[Recorded data]
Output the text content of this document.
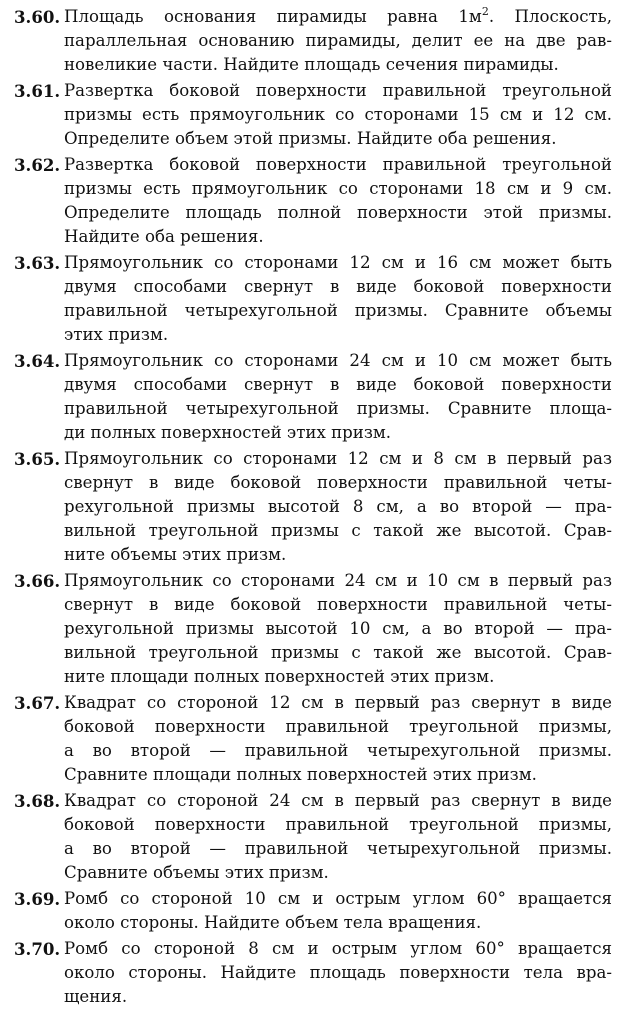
3.60. Площадь основания пирамиды равна $1м^2$. Плоскость,
параллельная основанию пирамиды, делит ее на две рав-
новеликие части. Найдите площадь сечения пирамиды.
3.61. Развертка боковой поверхности правильной треугольной
призмы есть прямоугольник со сторонами 15 см и 12 см.
Определите объем этой призмы. Найдите оба решения.
3.62. Развертка боковой поверхности правильной треугольной
призмы есть прямоугольник со сторонами 18 см и 9 см.
Определите площадь полной поверхности этой призмы.
Найдите оба решения.
3.63. Прямоугольник со сторонами 12 см и 16 см может быть
двумя способами свернут в виде боковой поверхности
правильной четырехугольной призмы. Сравните объемы
этих призм.
3.64. Прямоугольник со сторонами 24 см и 10 см может быть
двумя способами свернут в виде боковой поверхности
правильной четырехугольной призмы. Сравните площа-
ди полных поверхностей этих призм.
3.65. Прямоугольник со сторонами 12 см и 8 см в первый раз
свернут в виде боковой поверхности правильной четы-
рехугольной призмы высотой 8 см, а во второй — пра-
вильной треугольной призмы с такой же высотой. Срав-
ните объемы этих призм.
3.66. Прямоугольник со сторонами 24 см и 10 см в первый раз
свернут в виде боковой поверхности правильной четы-
рехугольной призмы высотой 10 см, а во второй — пра-
вильной треугольной призмы с такой же высотой. Срав-
ните площади полных поверхностей этих призм.
3.67. Квадрат со стороной 12 см в первый раз свернут в виде
боковой поверхности правильной треугольной призмы,
а во второй — правильной четырехугольной призмы.
Сравните площади полных поверхностей этих призм.
3.68. Квадрат со стороной 24 см в первый раз свернут в виде
боковой поверхности правильной треугольной призмы,
а во второй — правильной четырехугольной призмы.
Сравните объемы этих призм.
3.69. Ромб со стороной 10 см и острым углом 60° вращается
около стороны. Найдите объем тела вращения.
3.70. Ромб со стороной 8 см и острым углом 60° вращается
около стороны. Найдите площадь поверхности тела вра-
щения.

GOAL OF THE EXERCISE
Copy every line of the material in which the word "этих" occurs.

SOLVED EXERCISE
этих призм.
ди полных поверхностей этих призм.
ните объемы этих призм.
ните площади полных поверхностей этих призм.
Сравните площади полных поверхностей этих призм.
Сравните объемы этих призм.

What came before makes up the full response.